#### WORK TO COMPLETE:
Of all the lines here, how many include the string "value"? Answer with the number only.

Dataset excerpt
## Start

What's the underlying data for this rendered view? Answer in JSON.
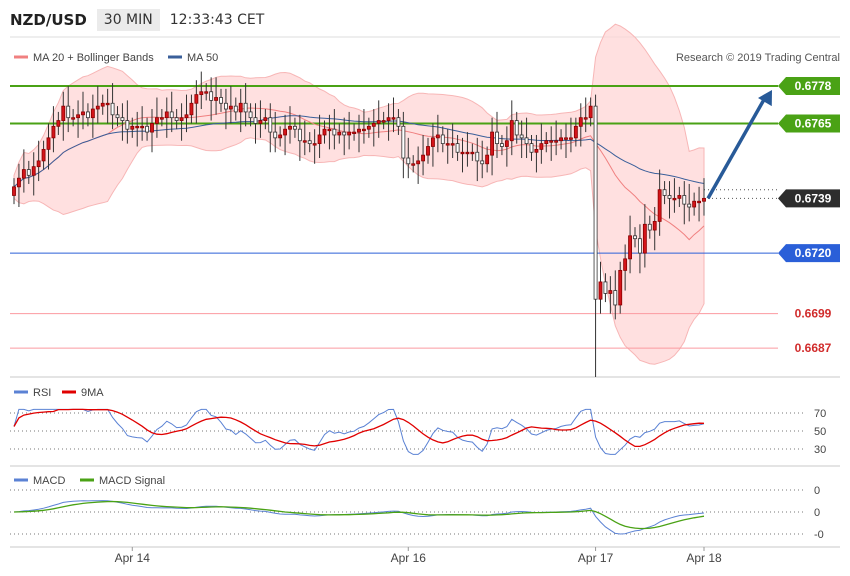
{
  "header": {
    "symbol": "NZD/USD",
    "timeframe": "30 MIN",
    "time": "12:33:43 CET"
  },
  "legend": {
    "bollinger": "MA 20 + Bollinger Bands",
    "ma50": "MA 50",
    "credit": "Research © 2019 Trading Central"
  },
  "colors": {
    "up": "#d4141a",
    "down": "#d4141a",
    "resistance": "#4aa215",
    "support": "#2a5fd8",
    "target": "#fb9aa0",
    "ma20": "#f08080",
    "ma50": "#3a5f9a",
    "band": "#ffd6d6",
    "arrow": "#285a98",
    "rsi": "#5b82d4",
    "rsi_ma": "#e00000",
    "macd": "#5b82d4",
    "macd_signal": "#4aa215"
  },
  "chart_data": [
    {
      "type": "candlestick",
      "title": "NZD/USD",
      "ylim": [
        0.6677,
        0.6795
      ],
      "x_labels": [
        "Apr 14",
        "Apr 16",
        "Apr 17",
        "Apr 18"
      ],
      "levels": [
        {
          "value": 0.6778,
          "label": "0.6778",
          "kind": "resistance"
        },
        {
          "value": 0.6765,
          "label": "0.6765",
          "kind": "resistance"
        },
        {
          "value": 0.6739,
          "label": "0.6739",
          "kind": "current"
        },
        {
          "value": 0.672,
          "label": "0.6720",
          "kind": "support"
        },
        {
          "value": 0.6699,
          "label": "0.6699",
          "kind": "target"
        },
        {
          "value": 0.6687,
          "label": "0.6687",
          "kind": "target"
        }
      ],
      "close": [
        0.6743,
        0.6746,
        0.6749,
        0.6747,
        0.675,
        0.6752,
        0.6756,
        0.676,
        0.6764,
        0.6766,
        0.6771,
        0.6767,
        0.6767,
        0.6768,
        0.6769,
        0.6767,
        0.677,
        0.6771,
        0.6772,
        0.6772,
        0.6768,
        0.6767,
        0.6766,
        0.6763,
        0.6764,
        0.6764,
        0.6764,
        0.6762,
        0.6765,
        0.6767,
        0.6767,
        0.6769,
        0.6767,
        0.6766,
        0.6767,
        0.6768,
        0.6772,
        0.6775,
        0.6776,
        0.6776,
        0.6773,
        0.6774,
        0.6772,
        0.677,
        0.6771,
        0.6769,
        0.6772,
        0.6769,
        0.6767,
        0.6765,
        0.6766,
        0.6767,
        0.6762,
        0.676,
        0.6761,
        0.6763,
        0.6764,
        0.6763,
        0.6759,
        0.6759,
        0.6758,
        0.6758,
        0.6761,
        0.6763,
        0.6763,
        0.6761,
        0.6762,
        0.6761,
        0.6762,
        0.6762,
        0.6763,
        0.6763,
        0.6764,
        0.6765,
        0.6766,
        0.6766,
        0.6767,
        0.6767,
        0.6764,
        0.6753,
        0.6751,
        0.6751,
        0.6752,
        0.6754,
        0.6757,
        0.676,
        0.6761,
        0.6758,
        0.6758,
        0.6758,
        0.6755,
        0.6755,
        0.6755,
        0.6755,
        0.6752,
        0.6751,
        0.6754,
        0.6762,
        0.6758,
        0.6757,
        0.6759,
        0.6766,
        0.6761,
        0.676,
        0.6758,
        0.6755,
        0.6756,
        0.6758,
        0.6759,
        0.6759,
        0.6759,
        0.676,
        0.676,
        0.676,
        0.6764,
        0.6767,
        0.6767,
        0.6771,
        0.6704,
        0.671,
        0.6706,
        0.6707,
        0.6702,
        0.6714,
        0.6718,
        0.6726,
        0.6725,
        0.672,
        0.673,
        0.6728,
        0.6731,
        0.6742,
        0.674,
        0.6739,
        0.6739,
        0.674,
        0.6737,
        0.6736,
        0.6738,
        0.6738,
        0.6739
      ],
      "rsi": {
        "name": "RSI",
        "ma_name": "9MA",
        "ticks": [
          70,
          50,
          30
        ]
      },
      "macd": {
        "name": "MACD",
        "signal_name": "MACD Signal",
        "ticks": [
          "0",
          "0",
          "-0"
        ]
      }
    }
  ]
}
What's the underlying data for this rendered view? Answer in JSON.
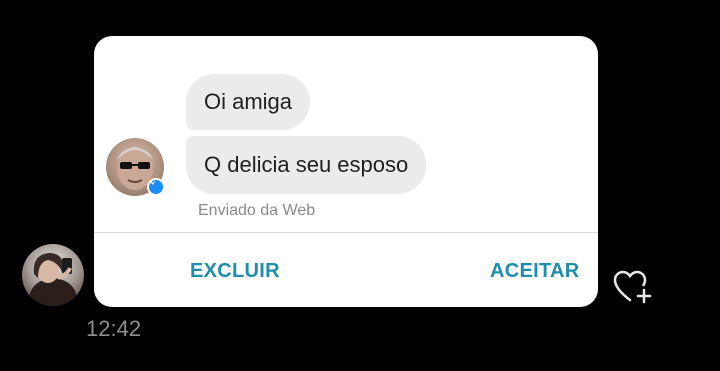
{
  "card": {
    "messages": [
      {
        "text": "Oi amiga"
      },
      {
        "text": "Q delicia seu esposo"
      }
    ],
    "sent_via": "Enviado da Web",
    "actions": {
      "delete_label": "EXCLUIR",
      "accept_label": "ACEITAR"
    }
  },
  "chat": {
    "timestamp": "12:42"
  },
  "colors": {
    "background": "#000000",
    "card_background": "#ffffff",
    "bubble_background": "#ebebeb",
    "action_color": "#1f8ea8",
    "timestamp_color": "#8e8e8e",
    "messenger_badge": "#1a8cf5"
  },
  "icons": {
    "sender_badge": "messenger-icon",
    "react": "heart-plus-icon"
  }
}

## End

#### RESPONSE:
6